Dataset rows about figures
↓↓↓

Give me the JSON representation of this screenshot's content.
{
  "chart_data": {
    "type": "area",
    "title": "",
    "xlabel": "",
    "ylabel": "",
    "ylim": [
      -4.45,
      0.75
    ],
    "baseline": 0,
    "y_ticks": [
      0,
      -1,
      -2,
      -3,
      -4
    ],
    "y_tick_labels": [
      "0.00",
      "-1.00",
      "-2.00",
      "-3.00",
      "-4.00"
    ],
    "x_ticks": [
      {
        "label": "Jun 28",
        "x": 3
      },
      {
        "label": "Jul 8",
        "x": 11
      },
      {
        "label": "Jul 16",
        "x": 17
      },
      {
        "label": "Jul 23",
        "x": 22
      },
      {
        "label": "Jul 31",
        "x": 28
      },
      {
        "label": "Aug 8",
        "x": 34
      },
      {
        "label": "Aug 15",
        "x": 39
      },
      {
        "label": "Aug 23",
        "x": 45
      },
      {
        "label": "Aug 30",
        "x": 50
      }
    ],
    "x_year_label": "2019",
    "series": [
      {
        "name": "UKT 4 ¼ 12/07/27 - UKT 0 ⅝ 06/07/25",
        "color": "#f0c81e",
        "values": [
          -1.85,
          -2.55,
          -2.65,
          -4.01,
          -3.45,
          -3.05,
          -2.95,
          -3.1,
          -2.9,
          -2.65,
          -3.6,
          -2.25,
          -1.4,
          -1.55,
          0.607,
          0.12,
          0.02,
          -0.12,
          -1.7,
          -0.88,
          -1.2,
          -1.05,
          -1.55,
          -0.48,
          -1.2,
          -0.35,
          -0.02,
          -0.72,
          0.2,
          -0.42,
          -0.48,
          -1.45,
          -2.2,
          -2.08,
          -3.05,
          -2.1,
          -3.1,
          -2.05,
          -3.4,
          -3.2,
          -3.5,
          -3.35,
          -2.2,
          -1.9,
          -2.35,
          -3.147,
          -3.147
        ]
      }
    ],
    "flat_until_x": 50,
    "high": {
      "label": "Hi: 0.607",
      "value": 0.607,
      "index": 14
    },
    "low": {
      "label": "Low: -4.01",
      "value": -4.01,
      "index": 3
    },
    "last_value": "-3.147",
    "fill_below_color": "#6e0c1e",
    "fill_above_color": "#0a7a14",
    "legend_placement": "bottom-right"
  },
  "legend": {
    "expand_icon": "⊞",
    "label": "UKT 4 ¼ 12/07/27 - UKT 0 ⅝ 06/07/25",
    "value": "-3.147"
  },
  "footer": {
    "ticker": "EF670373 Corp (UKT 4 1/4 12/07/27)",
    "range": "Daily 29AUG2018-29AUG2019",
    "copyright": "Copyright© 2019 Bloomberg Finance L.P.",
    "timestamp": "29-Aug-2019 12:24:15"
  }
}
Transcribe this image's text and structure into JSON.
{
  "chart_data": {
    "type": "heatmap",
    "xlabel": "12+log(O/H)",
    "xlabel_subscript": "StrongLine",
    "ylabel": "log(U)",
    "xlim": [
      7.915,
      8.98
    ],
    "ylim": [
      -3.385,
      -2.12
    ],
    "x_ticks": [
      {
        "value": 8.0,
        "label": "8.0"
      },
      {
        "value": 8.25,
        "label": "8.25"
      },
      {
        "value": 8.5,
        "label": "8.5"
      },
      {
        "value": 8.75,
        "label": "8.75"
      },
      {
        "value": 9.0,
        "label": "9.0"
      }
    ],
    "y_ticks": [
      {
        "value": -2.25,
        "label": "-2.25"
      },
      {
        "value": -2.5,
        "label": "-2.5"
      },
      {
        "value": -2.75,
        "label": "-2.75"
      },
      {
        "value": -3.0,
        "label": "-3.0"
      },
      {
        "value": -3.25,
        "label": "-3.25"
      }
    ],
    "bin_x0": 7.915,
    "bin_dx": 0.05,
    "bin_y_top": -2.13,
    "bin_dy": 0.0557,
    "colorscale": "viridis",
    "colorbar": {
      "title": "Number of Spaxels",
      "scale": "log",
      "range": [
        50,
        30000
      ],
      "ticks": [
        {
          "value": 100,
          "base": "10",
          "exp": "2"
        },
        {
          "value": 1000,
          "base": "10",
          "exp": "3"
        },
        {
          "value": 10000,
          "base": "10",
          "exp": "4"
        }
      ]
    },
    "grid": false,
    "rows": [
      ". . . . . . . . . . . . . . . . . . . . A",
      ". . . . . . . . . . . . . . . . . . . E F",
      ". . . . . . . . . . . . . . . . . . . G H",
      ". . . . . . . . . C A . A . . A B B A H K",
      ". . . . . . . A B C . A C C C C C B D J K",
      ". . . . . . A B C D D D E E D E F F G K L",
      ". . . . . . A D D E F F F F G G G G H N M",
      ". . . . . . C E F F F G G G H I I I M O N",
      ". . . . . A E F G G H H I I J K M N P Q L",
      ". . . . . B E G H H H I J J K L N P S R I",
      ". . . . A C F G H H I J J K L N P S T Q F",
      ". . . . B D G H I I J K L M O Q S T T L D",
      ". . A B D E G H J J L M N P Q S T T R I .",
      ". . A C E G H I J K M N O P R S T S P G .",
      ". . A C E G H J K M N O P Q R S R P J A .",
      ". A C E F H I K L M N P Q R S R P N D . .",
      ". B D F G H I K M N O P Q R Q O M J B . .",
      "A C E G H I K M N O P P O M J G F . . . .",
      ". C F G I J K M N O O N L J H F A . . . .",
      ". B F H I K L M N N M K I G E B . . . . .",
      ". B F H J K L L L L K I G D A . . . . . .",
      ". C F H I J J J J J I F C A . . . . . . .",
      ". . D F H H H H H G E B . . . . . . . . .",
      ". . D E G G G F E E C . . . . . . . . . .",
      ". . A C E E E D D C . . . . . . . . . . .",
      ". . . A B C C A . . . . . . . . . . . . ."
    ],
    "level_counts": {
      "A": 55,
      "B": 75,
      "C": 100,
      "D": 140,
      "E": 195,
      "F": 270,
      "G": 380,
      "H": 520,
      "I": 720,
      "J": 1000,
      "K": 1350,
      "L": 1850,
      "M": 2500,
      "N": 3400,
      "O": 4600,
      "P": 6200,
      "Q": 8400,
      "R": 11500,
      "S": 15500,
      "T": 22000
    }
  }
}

↑↑↑

▶ The task
Would you give the material above again, complete and exact?

▶ Correct answer
Give me the JSON representation of this screenshot's content.
{
  "chart_data": {
    "type": "area",
    "title": "",
    "xlabel": "",
    "ylabel": "",
    "ylim": [
      -4.45,
      0.75
    ],
    "baseline": 0,
    "y_ticks": [
      0,
      -1,
      -2,
      -3,
      -4
    ],
    "y_tick_labels": [
      "0.00",
      "-1.00",
      "-2.00",
      "-3.00",
      "-4.00"
    ],
    "x_ticks": [
      {
        "label": "Jun 28",
        "x": 3
      },
      {
        "label": "Jul 8",
        "x": 11
      },
      {
        "label": "Jul 16",
        "x": 17
      },
      {
        "label": "Jul 23",
        "x": 22
      },
      {
        "label": "Jul 31",
        "x": 28
      },
      {
        "label": "Aug 8",
        "x": 34
      },
      {
        "label": "Aug 15",
        "x": 39
      },
      {
        "label": "Aug 23",
        "x": 45
      },
      {
        "label": "Aug 30",
        "x": 50
      }
    ],
    "x_year_label": "2019",
    "series": [
      {
        "name": "UKT 4 ¼ 12/07/27 - UKT 0 ⅝ 06/07/25",
        "color": "#f0c81e",
        "values": [
          -1.85,
          -2.55,
          -2.65,
          -4.01,
          -3.45,
          -3.05,
          -2.95,
          -3.1,
          -2.9,
          -2.65,
          -3.6,
          -2.25,
          -1.4,
          -1.55,
          0.607,
          0.12,
          0.02,
          -0.12,
          -1.7,
          -0.88,
          -1.2,
          -1.05,
          -1.55,
          -0.48,
          -1.2,
          -0.35,
          -0.02,
          -0.72,
          0.2,
          -0.42,
          -0.48,
          -1.45,
          -2.2,
          -2.08,
          -3.05,
          -2.1,
          -3.1,
          -2.05,
          -3.4,
          -3.2,
          -3.5,
          -3.35,
          -2.2,
          -1.9,
          -2.35,
          -3.147,
          -3.147
        ]
      }
    ],
    "flat_until_x": 50,
    "high": {
      "label": "Hi: 0.607",
      "value": 0.607,
      "index": 14
    },
    "low": {
      "label": "Low: -4.01",
      "value": -4.01,
      "index": 3
    },
    "last_value": "-3.147",
    "fill_below_color": "#6e0c1e",
    "fill_above_color": "#0a7a14",
    "legend_placement": "bottom-right"
  },
  "legend": {
    "expand_icon": "⊞",
    "label": "UKT 4 ¼ 12/07/27 - UKT 0 ⅝ 06/07/25",
    "value": "-3.147"
  },
  "footer": {
    "ticker": "EF670373 Corp (UKT 4 1/4 12/07/27)",
    "range": "Daily 29AUG2018-29AUG2019",
    "copyright": "Copyright© 2019 Bloomberg Finance L.P.",
    "timestamp": "29-Aug-2019 12:24:15"
  }
}
Transcribe this image's text and structure into JSON.
{
  "chart_data": {
    "type": "heatmap",
    "xlabel": "12+log(O/H)",
    "xlabel_subscript": "StrongLine",
    "ylabel": "log(U)",
    "xlim": [
      7.915,
      8.98
    ],
    "ylim": [
      -3.385,
      -2.12
    ],
    "x_ticks": [
      {
        "value": 8.0,
        "label": "8.0"
      },
      {
        "value": 8.25,
        "label": "8.25"
      },
      {
        "value": 8.5,
        "label": "8.5"
      },
      {
        "value": 8.75,
        "label": "8.75"
      },
      {
        "value": 9.0,
        "label": "9.0"
      }
    ],
    "y_ticks": [
      {
        "value": -2.25,
        "label": "-2.25"
      },
      {
        "value": -2.5,
        "label": "-2.5"
      },
      {
        "value": -2.75,
        "label": "-2.75"
      },
      {
        "value": -3.0,
        "label": "-3.0"
      },
      {
        "value": -3.25,
        "label": "-3.25"
      }
    ],
    "bin_x0": 7.915,
    "bin_dx": 0.05,
    "bin_y_top": -2.13,
    "bin_dy": 0.0557,
    "colorscale": "viridis",
    "colorbar": {
      "title": "Number of Spaxels",
      "scale": "log",
      "range": [
        50,
        30000
      ],
      "ticks": [
        {
          "value": 100,
          "base": "10",
          "exp": "2"
        },
        {
          "value": 1000,
          "base": "10",
          "exp": "3"
        },
        {
          "value": 10000,
          "base": "10",
          "exp": "4"
        }
      ]
    },
    "grid": false,
    "rows": [
      ". . . . . . . . . . . . . . . . . . . . A",
      ". . . . . . . . . . . . . . . . . . . E F",
      ". . . . . . . . . . . . . . . . . . . G H",
      ". . . . . . . . . C A . A . . A B B A H K",
      ". . . . . . . A B C . A C C C C C B D J K",
      ". . . . . . A B C D D D E E D E F F G K L",
      ". . . . . . A D D E F F F F G G G G H N M",
      ". . . . . . C E F F F G G G H I I I M O N",
      ". . . . . A E F G G H H I I J K M N P Q L",
      ". . . . . B E G H H H I J J K L N P S R I",
      ". . . . A C F G H H I J J K L N P S T Q F",
      ". . . . B D G H I I J K L M O Q S T T L D",
      ". . A B D E G H J J L M N P Q S T T R I .",
      ". . A C E G H I J K M N O P R S T S P G .",
      ". . A C E G H J K M N O P Q R S R P J A .",
      ". A C E F H I K L M N P Q R S R P N D . .",
      ". B D F G H I K M N O P Q R Q O M J B . .",
      "A C E G H I K M N O P P O M J G F . . . .",
      ". C F G I J K M N O O N L J H F A . . . .",
      ". B F H I K L M N N M K I G E B . . . . .",
      ". B F H J K L L L L K I G D A . . . . . .",
      ". C F H I J J J J J I F C A . . . . . . .",
      ". . D F H H H H H G E B . . . . . . . . .",
      ". . D E G G G F E E C . . . . . . . . . .",
      ". . A C E E E D D C . . . . . . . . . . .",
      ". . . A B C C A . . . . . . . . . . . . ."
    ],
    "level_counts": {
      "A": 55,
      "B": 75,
      "C": 100,
      "D": 140,
      "E": 195,
      "F": 270,
      "G": 380,
      "H": 520,
      "I": 720,
      "J": 1000,
      "K": 1350,
      "L": 1850,
      "M": 2500,
      "N": 3400,
      "O": 4600,
      "P": 6200,
      "Q": 8400,
      "R": 11500,
      "S": 15500,
      "T": 22000
    }
  }
}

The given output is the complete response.